WHAT YOU ARE ASKED TO DO
Give the number of lines below that contain the word "used", and nothing else.

*-*-*

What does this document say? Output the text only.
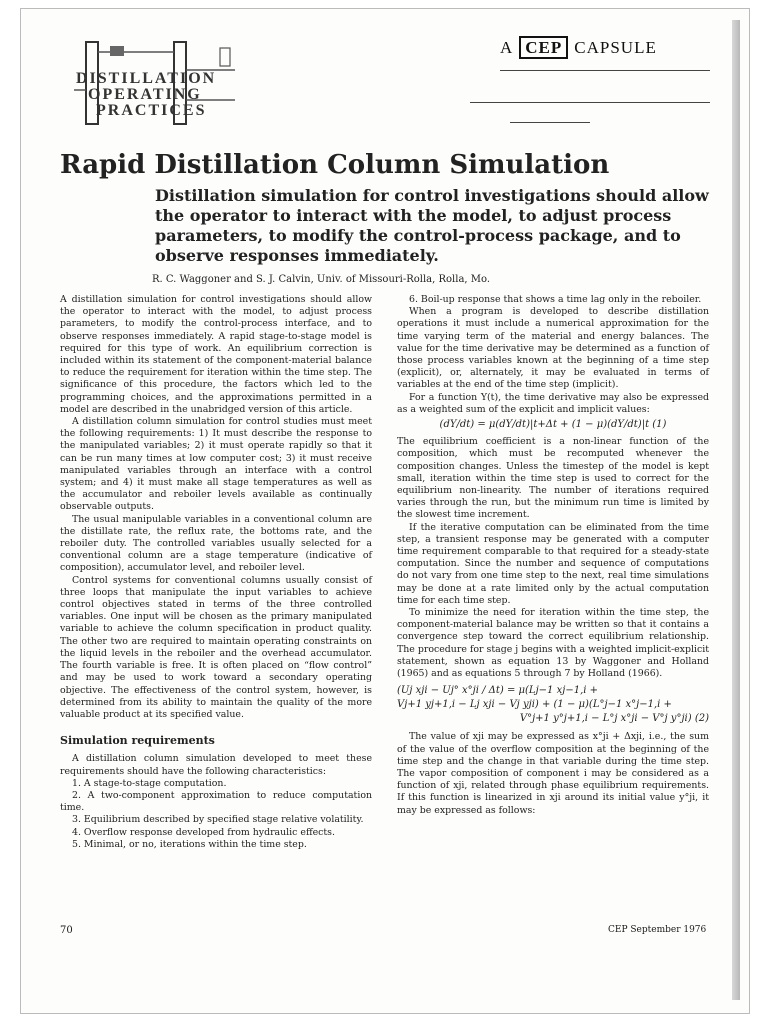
DISTILLATION
OPERATING
PRACTICES
A CEP CAPSULE
Rapid Distillation Column Simulation
Distillation simulation for control investigations should allow the operator to interact with the model, to adjust process parameters, to modify the control-process package, and to observe responses immediately.
R. C. Waggoner and S. J. Calvin, Univ. of Missouri-Rolla, Rolla, Mo.

A distillation simulation for control investigations should allow the operator to interact with the model, to adjust process parameters, to modify the control-process interface, and to observe responses immediately. A rapid stage-to-stage model is required for this type of work. An equilibrium correction is included within its statement of the component-material balance to reduce the requirement for iteration within the time step. The significance of this procedure, the factors which led to the programming choices, and the approximations permitted in a model are described in the unabridged version of this article.

A distillation column simulation for control studies must meet the following requirements: 1) It must describe the response to the manipulated variables; 2) it must operate rapidly so that it can be run many times at low computer cost; 3) it must receive manipulated variables through an interface with a control system; and 4) it must make all stage temperatures as well as the accumulator and reboiler levels available as continually observable outputs.

The usual manipulable variables in a conventional column are the distillate rate, the reflux rate, the bottoms rate, and the reboiler duty. The controlled variables usually selected for a conventional column are a stage temperature (indicative of composition), accumulator level, and reboiler level.

Control systems for conventional columns usually consist of three loops that manipulate the input variables to achieve control objectives stated in terms of the three controlled variables. One input will be chosen as the primary manipulated variable to achieve the column specification in product quality. The other two are required to maintain operating constraints on the liquid levels in the reboiler and the overhead accumulator. The fourth variable is free. It is often placed on “flow control” and may be used to work toward a secondary operating objective. The effectiveness of the control system, however, is determined from its ability to maintain the quality of the more valuable product at its specified value.

Simulation requirements

A distillation column simulation developed to meet these requirements should have the following characteristics:

1. A stage-to-stage computation.
2. A two-component approximation to reduce computation time.
3. Equilibrium described by specified stage relative volatility.
4. Overflow response developed from hydraulic effects.
5. Minimal, or no, iterations within the time step.

6. Boil-up response that shows a time lag only in the reboiler.

When a program is developed to describe distillation operations it must include a numerical approximation for the time varying term of the material and energy balances. The value for the time derivative may be determined as a function of those process variables known at the beginning of a time step (explicit), or, alternately, it may be evaluated in terms of variables at the end of the time step (implicit).

For a function Y(t), the time derivative may also be expressed as a weighted sum of the explicit and implicit values:

(dY/dt) = μ(dY/dt)|t+Δt + (1 − μ)(dY/dt)|t (1)

The equilibrium coefficient is a non-linear function of the composition, which must be recomputed whenever the composition changes. Unless the timestep of the model is kept small, iteration within the time step is used to correct for the equilibrium non-linearity. The number of iterations required varies through the run, but the minimum run time is limited by the slowest time increment.

If the iterative computation can be eliminated from the time step, a transient response may be generated with a computer time requirement comparable to that required for a steady-state computation. Since the number and sequence of computations do not vary from one time step to the next, real time simulations may be done at a rate limited only by the actual computation time for each time step.

To minimize the need for iteration within the time step, the component-material balance may be written so that it contains a convergence step toward the correct equilibrium relationship. The procedure for stage j begins with a weighted implicit-explicit statement, shown as equation 13 by Waggoner and Holland (1965) and as equations 5 through 7 by Holland (1966).

(Uj xji − Uj° x°ji / Δt) = μ(Lj−1 xj−1,i +
Vj+1 yj+1,i − Lj xji − Vj yji) + (1 − μ)(L°j−1 x°j−1,i +
V°j+1 y°j+1,i − L°j x°ji − V°j y°ji) (2)

The value of xji may be expressed as x°ji + Δxji, i.e., the sum of the value of the overflow composition at the beginning of the time step and the change in that variable during the time step. The vapor composition of component i may be considered as a function of xji, related through phase equilibrium requirements. If this function is linearized in xji around its initial value y°ji, it may be expressed as follows:

70	CEP September 1976
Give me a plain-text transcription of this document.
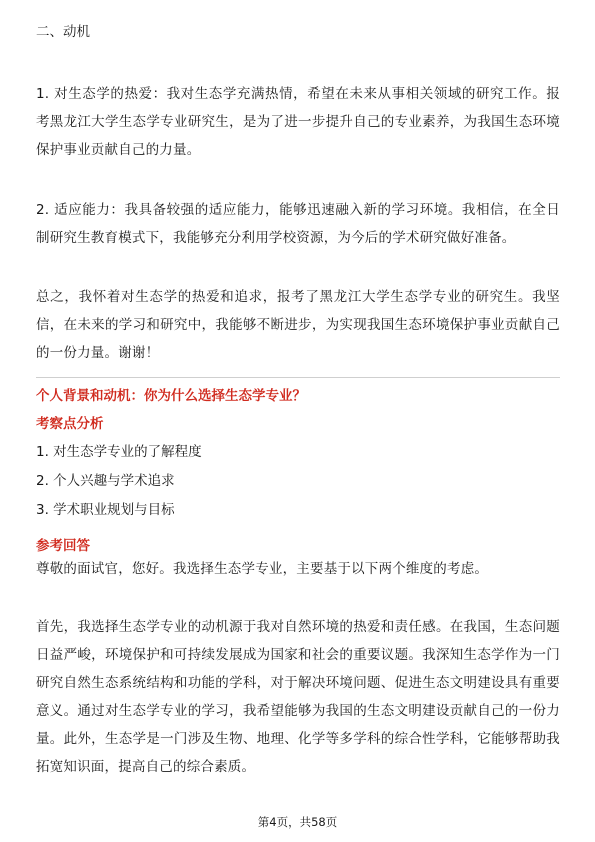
二、动机

1. 对生态学的热爱：我对生态学充满热情，希望在未来从事相关领域的研究工作。报考黑龙江大学生态学专业研究生，是为了进一步提升自己的专业素养，为我国生态环境保护事业贡献自己的力量。

2. 适应能力：我具备较强的适应能力，能够迅速融入新的学习环境。我相信，在全日制研究生教育模式下，我能够充分利用学校资源，为今后的学术研究做好准备。

总之，我怀着对生态学的热爱和追求，报考了黑龙江大学生态学专业的研究生。我坚信，在未来的学习和研究中，我能够不断进步，为实现我国生态环境保护事业贡献自己的一份力量。谢谢！

个人背景和动机：你为什么选择生态学专业？
考察点分析
1. 对生态学专业的了解程度
2. 个人兴趣与学术追求
3. 学术职业规划与目标
参考回答

尊敬的面试官，您好。我选择生态学专业，主要基于以下两个维度的考虑。

首先，我选择生态学专业的动机源于我对自然环境的热爱和责任感。在我国，生态问题日益严峻，环境保护和可持续发展成为国家和社会的重要议题。我深知生态学作为一门研究自然生态系统结构和功能的学科，对于解决环境问题、促进生态文明建设具有重要意义。通过对生态学专业的学习，我希望能够为我国的生态文明建设贡献自己的一份力量。此外，生态学是一门涉及生物、地理、化学等多学科的综合性学科，它能够帮助我拓宽知识面，提高自己的综合素质。

第4页，共58页
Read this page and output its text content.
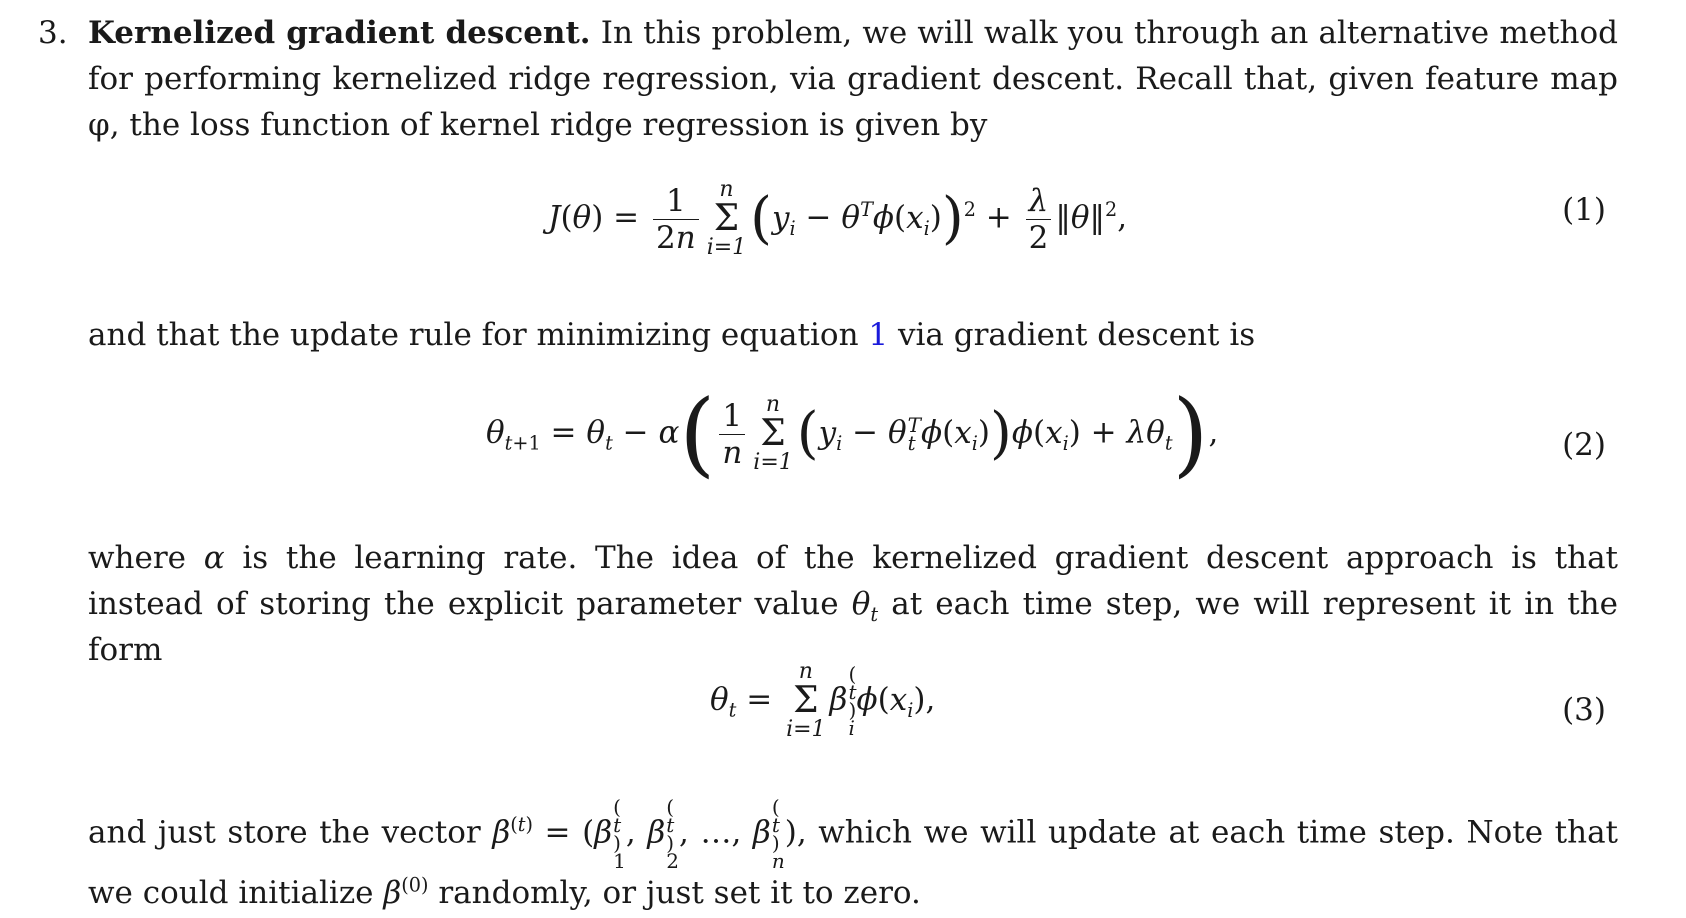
3. Kernelized gradient descent. In this problem, we will walk you through an alternative method for performing kernelized ridge regression, via gradient descent. Recall that, given feature map φ, the loss function of kernel ridge regression is given by
$J(\theta) = \frac{1}{2n}$ n
Σ
i=1 $(y_i - \theta^T\phi(x_i))^2 + \frac{\lambda}{2}$ ‖θ‖$^2$,	(1)
and that the update rule for minimizing equation 1 via gradient descent is
$\theta_{t+1} = \theta_t - \alpha( \frac{1}{n}$ n
Σ
i=1 ($y_i - \theta$ T
t $\phi(x_i))\phi(x_i) + \lambda\theta_t$),	(2)
where α is the learning rate. The idea of the kernelized gradient descent approach is that instead of storing the explicit parameter value $\theta_t$ at each time step, we will represent it in the form
$\theta_t$ =
n
Σ
i=1
β
(
t
)
i
$\phi(x_i)$,	(3)
and just store the vector $\beta^{(t)} = (\beta$
(
t
)
1
, β
(
t
)
2
, …, β
(
t
)
n
), which we will update at each time step. Note that we could initialize $\beta^{(0)}$ randomly, or just set it to zero.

*-*-*

WORKED ANSWER
2